Recorded data
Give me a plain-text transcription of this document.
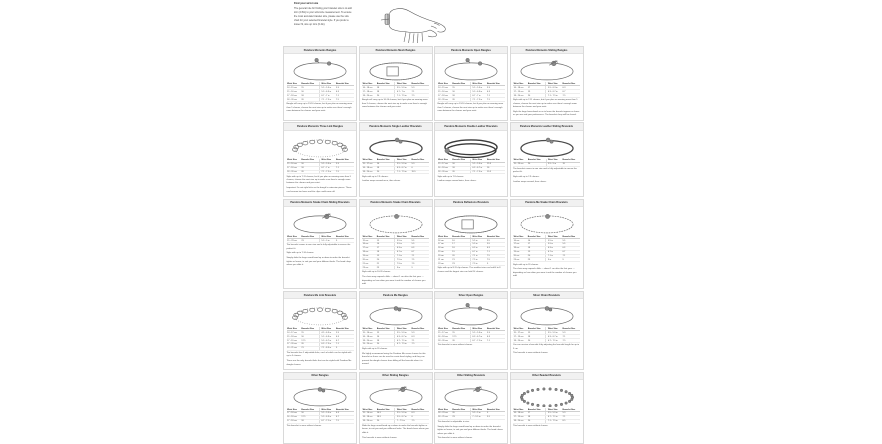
Find your wrist size
The general rule for finding your bracelet size is to add 2cm (0.8in) to your wrist size measurement. To ensure the most accurate bracelet size, please use the size chart for your selected bracelet style. If you prefer a looser fit, size up 1cm (0.4in).
Pandora Moments Bangles
Wrist Size	Bracelet Size	Wrist Size	Bracelet Size
14 - 15 cm	15	5.5 - 5.9 in	5.9
15 - 16 cm	16	5.9 - 6.3 in	6.3
17 - 18 cm	18	6.7 - 7 in	7.1
18 - 20 cm	20	7.1 - 7.5 in	7.5
Bangle will carry up to 13-16 charms, but if you plan on wearing more than 5 charms, choose the next size up to make sure there's enough room between the charms and your wrist.
Pandora Moments Mesh Bangles
Wrist Size	Bracelet Size	Wrist Size	Bracelet Size
16 - 18 cm	18	5.5 - 5.9 in	5.9
17 - 18 cm	18	6.7 - 7 in	7.1
18 - 20 cm	20	7.1 - 7.5 in	7.5
Bangle will carry up to 10-14 charms, but if you plan on wearing more than 5 charms, choose the next size up to make sure there's enough room between the charms and your wrist.
Pandora Moments Open Bangles
Wrist Size	Bracelet Size	Wrist Size	Bracelet Size
14 - 15 cm	15	5.5 - 5.9 in	5.9
15 - 16 cm	16	5.9 - 6.3 in	6.3
17 - 18 cm	18	6.7 - 7 in	7.1
18 - 20 cm	20	7.1 - 7.5 in	7.5
Bangle will carry up to 13-16 charms, but if you plan on wearing more than 5 charms, choose the next size up to make sure there's enough room between the charms and your wrist.
Pandora Moments Sliding Bangles
Wrist Size	Bracelet Size	Wrist Size	Bracelet Size
16 - 18 cm	17	5.9 - 6.3 in	6.3
17 - 19 cm	19	6.3 - 6.7 in	6.7
18 - 20 cm	20	7.1 - 7.5 in	7.5
Style with up to 7-11 charms, but if you plan on wearing more than 5 charms, choose the next size up to make sure there's enough room between the charms and your wrist.
Style the large loose-band so as to leave the bracelet appear as loose as you are and your preferences. The bracelet clasp will be closed.
Pandora Moments Three Link Bangles
Wrist Size	Bracelet Size	Wrist Size	Bracelet Size
15 - 16 cm	16	5.5 - 5.9 in	5.9
17 - 18 cm	18	6.7 - 7 in	7.1
18 - 20 cm	20	7.1 - 7.5 in	7.5
Style with up to 7-11 charms, but if you plan on wearing more than 5 charms, choose the next size up to make sure there's enough room between the charms and your wrist.
Important: Do not style links on the bangle's extension pieces. These can become too loose and the clips could come off.
Pandora Moments Single Leather Bracelets
Wrist Size	Bracelet Size	Wrist Size	Bracelet Size
15 - 17 cm	16	5.5 - 5.9 in	5.9
16 - 18 cm	18	6.3 - 6.7 in	6
18 - 20 cm	20	7.1 - 7.5 in	19.5
Style with up to 7-9 charms.
Leather wraps around once, then closes.
Pandora Moments Double Leather Bracelets
Wrist Size	Bracelet Size	Wrist Size	Bracelet Size
15 - 17 cm	16	5.5 - 5.9 in	15.9
16 - 18 cm	18	6.3 - 6.7 in	16
18 - 20 cm	20	7.1 - 7.5 in	19.5
Style with up to 7-9 charms.
Leather wraps around twice, then closes.
Pandora Moments Leather Sliding Bracelets
Wrist Size	Bracelet Size	Wrist Size	Bracelet Size
15 - 23 cm	20	5.9 - 9 in	19
The bracelet comes in one size and is fully adjustable to ensure the perfect fit.
Style with up to 7-9 charms.
Leather wraps around, then closes.
Pandora Moments Snake Chain Sliding Bracelets
Wrist Size	Bracelet Size	Wrist Size	Bracelet Size
15 - 23 cm	23	5.9 - 9 in	9
The bracelet comes in one size and is fully adjustable to ensure the perfect fit.
Style with up to 7-10 charms.
Simply slide the large round bead up or down to make the bracelet tighter or looser, to suit you and your different looks. The band clasp where you slide it.
Pandora Moments Snake Chain Bracelets
Wrist Size	Bracelet Size	Wrist Size	Bracelet Size
15 cm	15	5.5 in	5.5
16 cm	16	5.9 in	5.9
17 cm	17	6.3 in	6.3
18 cm	18	6.7 in	6.7
19 cm	19	7.1 in	7.1
20 cm	20	7.5 in	7.5
21 cm	21	7.9 in	7.9
23 cm	23	9 in	9
Style with up to 10-20 charms.
The chain may expand a little — about 1 cm after the first year — depending on how often you wear it and the number of charms you add.
Pandora Reflexions Bracelets
Wrist Size	Bracelet Size	Wrist Size	Bracelet Size
16 cm	16	5.5 in	5.5
17 cm	17	5.9 in	5.9
18 cm	18	6.3 in	6.3
19 cm	19	6.7 in	7.1
20 cm	20	7.1 in	7.5
21 cm	21	7.5 in	7.9
23 cm	23	7.9 in	9
Style with up to 8-11 clip charms. The smallest size can hold 4 to 8 charms and the largest size can hold 14 charms.
Pandora Me Snake Chain Bracelets
Wrist Size	Bracelet Size	Wrist Size	Bracelet Size
16 cm	16	5.5 in	5.5
17 cm	17	5.9 in	5.9
18 cm	18	6.3 in	6.3
19 cm	19	6.7 in	6.7
20 cm	20	7.1 in	7.1
23 cm	23	9 in	9
Style with up to 20 charms.
The chain may expand a little — about 1 cm after the first year — depending on how often you wear it and the number of charms you add.
Pandora Me Link Bracelets
Wrist Size	Bracelet Size	Wrist Size	Bracelet Size
14 - 17 cm	15	4.5 - 6.3 in	5.9
15 - 18 cm	16	5.5 - 6.3 in	6.3
17 - 19 cm	17.5	5.9 - 6.7 in	6.7
17 - 20 cm	20	6.3 - 7.5 in	7.1
19 - 21 cm	21	7.1 - 8.3 in	9
The bracelet has 5 adjustable links, each of which can be styled with up to 5 charms.
These are the only bracelet links that can be styled with Pandora Me dangle charms.
Pandora Me Bangles
Wrist Size	Bracelet Size	Wrist Size	Bracelet Size
15 - 16 cm	15	5.5 - 5.9 in	5.9
16 - 18 cm	16	6.3 - 6.7 in	6.3
18 - 20 cm	18	6.7 - 7.1 in	7.1
19 - 20 cm	20	6.7 - 7.5 in	7.5
Style with up to 20 charms.
We highly recommend using the Pandora Me screw charms for this bracelet as these can be used to create fixed styling, and they can prevent the dangle charms from falling off the bracelet when it is moved.
Silver Open Bangles
Wrist Size	Bracelet Size	Wrist Size	Bracelet Size
15 - 17 cm	15	5.5 - 5.9 in	5.9
16 - 18 cm	17.5	6.3 - 6.7 in	6.3
18 - 20 cm	20	6.7 - 7.1 in	7.1
This bracelet is worn without charms.
Silver Chain Bracelets
Wrist Size	Bracelet Size	Wrist Size	Bracelet Size
15 - 17 cm	15	5.5 - 5.9 in	5.9
17 - 19 cm	18	6.3 - 6.7 in	7.1
18 - 20 cm	20	6.7 - 7.1 in	7.5
You can receive a bracelet fit by adjusting the bracelet length for up to 3 cm.
This bracelet is worn without charms.
Other Bangles
Wrist Size	Bracelet Size	Wrist Size	Bracelet Size
17 - 18 cm	16	5.5 - 5.9 in	6.3
16 - 18 cm	17.5	5.9 - 6.3 in	6.7
17 - 18 cm	18	6.7 - 7.1 in	7.5
This bracelet is worn without charms.
Other Sliding Bangles
Wrist Size	Bracelet Size	Wrist Size	Bracelet Size
15 - 16 cm	16.5	5.5 - 5.9 in	6.3
16 - 18 cm	18.5	5.9 - 6.7 in	6
18 - 20 cm	20	7 - 7.5 in	7.5
Slide the large round bead up or down to make the bracelet tighter or looser, to suit you and your different looks. The band closes where you slide it.
This bracelet is worn without charms.
Other Sliding Bracelets
Wrist Size	Bracelet Size	Wrist Size	Bracelet Size
18 - 23 cm	20	5.9 - 9 in	9
18 - 25 cm	23	7 - 9.5 in	9.5
This bracelet is adjustable in size.
Simply slide the large round bead up or down to make the bracelet tighter or looser, to suit you and your different looks. The band closes where you slide it.
This bracelet is worn without charms.
Other Beaded Bracelets
Wrist Size	Bracelet Size	Wrist Size	Bracelet Size
16 - 18 cm	17	5.5 - 5.9 in	5.9
17 - 19 cm	18	6.7 - 7.1 in	7.1
18 - 20 cm	20	7.1 - 7.5 in	8.5
This bracelet is worn without charms.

■ Requirements: Work out how many lines of the listing above include the word "Bracelets". Reply with nothing but the count.

■ Final answer: 11